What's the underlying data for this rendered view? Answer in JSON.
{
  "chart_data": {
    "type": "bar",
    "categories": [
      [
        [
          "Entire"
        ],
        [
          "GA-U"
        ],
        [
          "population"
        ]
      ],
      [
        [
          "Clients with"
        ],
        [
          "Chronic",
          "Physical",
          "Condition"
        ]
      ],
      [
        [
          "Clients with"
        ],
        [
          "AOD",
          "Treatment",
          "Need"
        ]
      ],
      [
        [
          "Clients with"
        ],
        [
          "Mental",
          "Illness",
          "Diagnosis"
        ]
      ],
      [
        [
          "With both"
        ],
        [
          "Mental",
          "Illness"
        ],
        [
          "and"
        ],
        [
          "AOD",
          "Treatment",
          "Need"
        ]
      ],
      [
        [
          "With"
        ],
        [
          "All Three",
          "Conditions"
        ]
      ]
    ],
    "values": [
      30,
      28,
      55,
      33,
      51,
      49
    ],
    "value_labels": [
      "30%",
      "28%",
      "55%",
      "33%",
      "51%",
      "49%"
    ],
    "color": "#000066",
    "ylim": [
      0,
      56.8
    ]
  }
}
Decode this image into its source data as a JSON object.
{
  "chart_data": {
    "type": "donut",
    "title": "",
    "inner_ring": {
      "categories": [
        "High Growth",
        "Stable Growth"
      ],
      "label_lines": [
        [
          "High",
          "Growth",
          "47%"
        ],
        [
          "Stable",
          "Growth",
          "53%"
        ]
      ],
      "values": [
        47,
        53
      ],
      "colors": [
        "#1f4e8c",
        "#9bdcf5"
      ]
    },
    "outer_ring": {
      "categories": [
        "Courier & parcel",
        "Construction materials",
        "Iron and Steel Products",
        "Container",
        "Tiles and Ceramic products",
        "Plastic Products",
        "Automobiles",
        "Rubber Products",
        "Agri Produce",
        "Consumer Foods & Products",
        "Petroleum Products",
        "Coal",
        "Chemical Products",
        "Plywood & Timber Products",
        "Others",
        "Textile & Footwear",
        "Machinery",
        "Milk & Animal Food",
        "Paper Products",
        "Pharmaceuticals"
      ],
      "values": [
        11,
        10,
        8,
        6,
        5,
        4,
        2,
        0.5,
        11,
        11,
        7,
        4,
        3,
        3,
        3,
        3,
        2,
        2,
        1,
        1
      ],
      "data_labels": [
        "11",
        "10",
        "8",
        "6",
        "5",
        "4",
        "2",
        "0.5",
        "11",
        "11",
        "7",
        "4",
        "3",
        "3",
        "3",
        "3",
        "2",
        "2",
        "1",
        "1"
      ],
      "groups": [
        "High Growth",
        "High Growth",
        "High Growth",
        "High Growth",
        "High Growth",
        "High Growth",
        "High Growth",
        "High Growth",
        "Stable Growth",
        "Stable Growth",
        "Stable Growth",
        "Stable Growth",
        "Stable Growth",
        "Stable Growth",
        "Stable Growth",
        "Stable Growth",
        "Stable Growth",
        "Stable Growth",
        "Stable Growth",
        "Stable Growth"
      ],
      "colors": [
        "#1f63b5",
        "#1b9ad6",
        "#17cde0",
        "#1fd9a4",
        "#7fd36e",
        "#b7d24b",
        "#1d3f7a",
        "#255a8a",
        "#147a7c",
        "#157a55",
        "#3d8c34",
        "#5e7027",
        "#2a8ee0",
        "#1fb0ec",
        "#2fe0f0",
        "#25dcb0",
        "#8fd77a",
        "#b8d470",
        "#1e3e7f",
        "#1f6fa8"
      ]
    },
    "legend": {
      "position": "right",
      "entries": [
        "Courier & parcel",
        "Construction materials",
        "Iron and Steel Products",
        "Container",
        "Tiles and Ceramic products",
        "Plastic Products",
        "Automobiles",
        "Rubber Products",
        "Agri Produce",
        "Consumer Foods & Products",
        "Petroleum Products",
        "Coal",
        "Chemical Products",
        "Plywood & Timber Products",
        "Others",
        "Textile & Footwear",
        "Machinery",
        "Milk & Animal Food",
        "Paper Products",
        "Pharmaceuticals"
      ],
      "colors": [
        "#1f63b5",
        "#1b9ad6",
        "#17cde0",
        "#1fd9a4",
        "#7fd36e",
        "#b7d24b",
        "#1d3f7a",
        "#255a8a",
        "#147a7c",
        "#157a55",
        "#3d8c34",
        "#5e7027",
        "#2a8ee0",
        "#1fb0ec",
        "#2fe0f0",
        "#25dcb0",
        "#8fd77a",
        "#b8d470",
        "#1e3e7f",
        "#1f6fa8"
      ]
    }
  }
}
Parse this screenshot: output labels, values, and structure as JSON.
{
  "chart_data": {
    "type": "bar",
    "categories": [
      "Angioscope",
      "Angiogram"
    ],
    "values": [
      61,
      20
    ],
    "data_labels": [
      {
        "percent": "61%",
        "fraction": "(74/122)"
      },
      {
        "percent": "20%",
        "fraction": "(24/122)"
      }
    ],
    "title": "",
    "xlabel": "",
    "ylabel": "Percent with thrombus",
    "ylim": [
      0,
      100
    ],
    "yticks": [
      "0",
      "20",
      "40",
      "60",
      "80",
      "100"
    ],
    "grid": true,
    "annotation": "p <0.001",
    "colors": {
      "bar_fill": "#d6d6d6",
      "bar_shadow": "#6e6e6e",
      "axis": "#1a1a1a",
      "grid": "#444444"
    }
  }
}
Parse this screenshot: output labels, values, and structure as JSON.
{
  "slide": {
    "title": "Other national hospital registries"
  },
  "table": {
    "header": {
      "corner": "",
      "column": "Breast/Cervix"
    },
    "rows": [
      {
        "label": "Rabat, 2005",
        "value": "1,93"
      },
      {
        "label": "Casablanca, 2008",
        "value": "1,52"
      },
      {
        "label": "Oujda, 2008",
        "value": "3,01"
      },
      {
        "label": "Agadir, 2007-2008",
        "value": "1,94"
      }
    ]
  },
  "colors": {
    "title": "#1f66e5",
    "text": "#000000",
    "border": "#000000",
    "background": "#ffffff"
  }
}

----------

**Stated exercise**
Write out the entries above once more, without altering anything.

**Result of the exercise**
What's the underlying data for this rendered view? Answer in JSON.
{
  "chart_data": {
    "type": "bar",
    "categories": [
      [
        [
          "Entire"
        ],
        [
          "GA-U"
        ],
        [
          "population"
        ]
      ],
      [
        [
          "Clients with"
        ],
        [
          "Chronic",
          "Physical",
          "Condition"
        ]
      ],
      [
        [
          "Clients with"
        ],
        [
          "AOD",
          "Treatment",
          "Need"
        ]
      ],
      [
        [
          "Clients with"
        ],
        [
          "Mental",
          "Illness",
          "Diagnosis"
        ]
      ],
      [
        [
          "With both"
        ],
        [
          "Mental",
          "Illness"
        ],
        [
          "and"
        ],
        [
          "AOD",
          "Treatment",
          "Need"
        ]
      ],
      [
        [
          "With"
        ],
        [
          "All Three",
          "Conditions"
        ]
      ]
    ],
    "values": [
      30,
      28,
      55,
      33,
      51,
      49
    ],
    "value_labels": [
      "30%",
      "28%",
      "55%",
      "33%",
      "51%",
      "49%"
    ],
    "color": "#000066",
    "ylim": [
      0,
      56.8
    ]
  }
}
Decode this image into its source data as a JSON object.
{
  "chart_data": {
    "type": "donut",
    "title": "",
    "inner_ring": {
      "categories": [
        "High Growth",
        "Stable Growth"
      ],
      "label_lines": [
        [
          "High",
          "Growth",
          "47%"
        ],
        [
          "Stable",
          "Growth",
          "53%"
        ]
      ],
      "values": [
        47,
        53
      ],
      "colors": [
        "#1f4e8c",
        "#9bdcf5"
      ]
    },
    "outer_ring": {
      "categories": [
        "Courier & parcel",
        "Construction materials",
        "Iron and Steel Products",
        "Container",
        "Tiles and Ceramic products",
        "Plastic Products",
        "Automobiles",
        "Rubber Products",
        "Agri Produce",
        "Consumer Foods & Products",
        "Petroleum Products",
        "Coal",
        "Chemical Products",
        "Plywood & Timber Products",
        "Others",
        "Textile & Footwear",
        "Machinery",
        "Milk & Animal Food",
        "Paper Products",
        "Pharmaceuticals"
      ],
      "values": [
        11,
        10,
        8,
        6,
        5,
        4,
        2,
        0.5,
        11,
        11,
        7,
        4,
        3,
        3,
        3,
        3,
        2,
        2,
        1,
        1
      ],
      "data_labels": [
        "11",
        "10",
        "8",
        "6",
        "5",
        "4",
        "2",
        "0.5",
        "11",
        "11",
        "7",
        "4",
        "3",
        "3",
        "3",
        "3",
        "2",
        "2",
        "1",
        "1"
      ],
      "groups": [
        "High Growth",
        "High Growth",
        "High Growth",
        "High Growth",
        "High Growth",
        "High Growth",
        "High Growth",
        "High Growth",
        "Stable Growth",
        "Stable Growth",
        "Stable Growth",
        "Stable Growth",
        "Stable Growth",
        "Stable Growth",
        "Stable Growth",
        "Stable Growth",
        "Stable Growth",
        "Stable Growth",
        "Stable Growth",
        "Stable Growth"
      ],
      "colors": [
        "#1f63b5",
        "#1b9ad6",
        "#17cde0",
        "#1fd9a4",
        "#7fd36e",
        "#b7d24b",
        "#1d3f7a",
        "#255a8a",
        "#147a7c",
        "#157a55",
        "#3d8c34",
        "#5e7027",
        "#2a8ee0",
        "#1fb0ec",
        "#2fe0f0",
        "#25dcb0",
        "#8fd77a",
        "#b8d470",
        "#1e3e7f",
        "#1f6fa8"
      ]
    },
    "legend": {
      "position": "right",
      "entries": [
        "Courier & parcel",
        "Construction materials",
        "Iron and Steel Products",
        "Container",
        "Tiles and Ceramic products",
        "Plastic Products",
        "Automobiles",
        "Rubber Products",
        "Agri Produce",
        "Consumer Foods & Products",
        "Petroleum Products",
        "Coal",
        "Chemical Products",
        "Plywood & Timber Products",
        "Others",
        "Textile & Footwear",
        "Machinery",
        "Milk & Animal Food",
        "Paper Products",
        "Pharmaceuticals"
      ],
      "colors": [
        "#1f63b5",
        "#1b9ad6",
        "#17cde0",
        "#1fd9a4",
        "#7fd36e",
        "#b7d24b",
        "#1d3f7a",
        "#255a8a",
        "#147a7c",
        "#157a55",
        "#3d8c34",
        "#5e7027",
        "#2a8ee0",
        "#1fb0ec",
        "#2fe0f0",
        "#25dcb0",
        "#8fd77a",
        "#b8d470",
        "#1e3e7f",
        "#1f6fa8"
      ]
    }
  }
}
Parse this screenshot: output labels, values, and structure as JSON.
{
  "chart_data": {
    "type": "bar",
    "categories": [
      "Angioscope",
      "Angiogram"
    ],
    "values": [
      61,
      20
    ],
    "data_labels": [
      {
        "percent": "61%",
        "fraction": "(74/122)"
      },
      {
        "percent": "20%",
        "fraction": "(24/122)"
      }
    ],
    "title": "",
    "xlabel": "",
    "ylabel": "Percent with thrombus",
    "ylim": [
      0,
      100
    ],
    "yticks": [
      "0",
      "20",
      "40",
      "60",
      "80",
      "100"
    ],
    "grid": true,
    "annotation": "p <0.001",
    "colors": {
      "bar_fill": "#d6d6d6",
      "bar_shadow": "#6e6e6e",
      "axis": "#1a1a1a",
      "grid": "#444444"
    }
  }
}
Parse this screenshot: output labels, values, and structure as JSON.
{
  "slide": {
    "title": "Other national hospital registries"
  },
  "table": {
    "header": {
      "corner": "",
      "column": "Breast/Cervix"
    },
    "rows": [
      {
        "label": "Rabat, 2005",
        "value": "1,93"
      },
      {
        "label": "Casablanca, 2008",
        "value": "1,52"
      },
      {
        "label": "Oujda, 2008",
        "value": "3,01"
      },
      {
        "label": "Agadir, 2007-2008",
        "value": "1,94"
      }
    ]
  },
  "colors": {
    "title": "#1f66e5",
    "text": "#000000",
    "border": "#000000",
    "background": "#ffffff"
  }
}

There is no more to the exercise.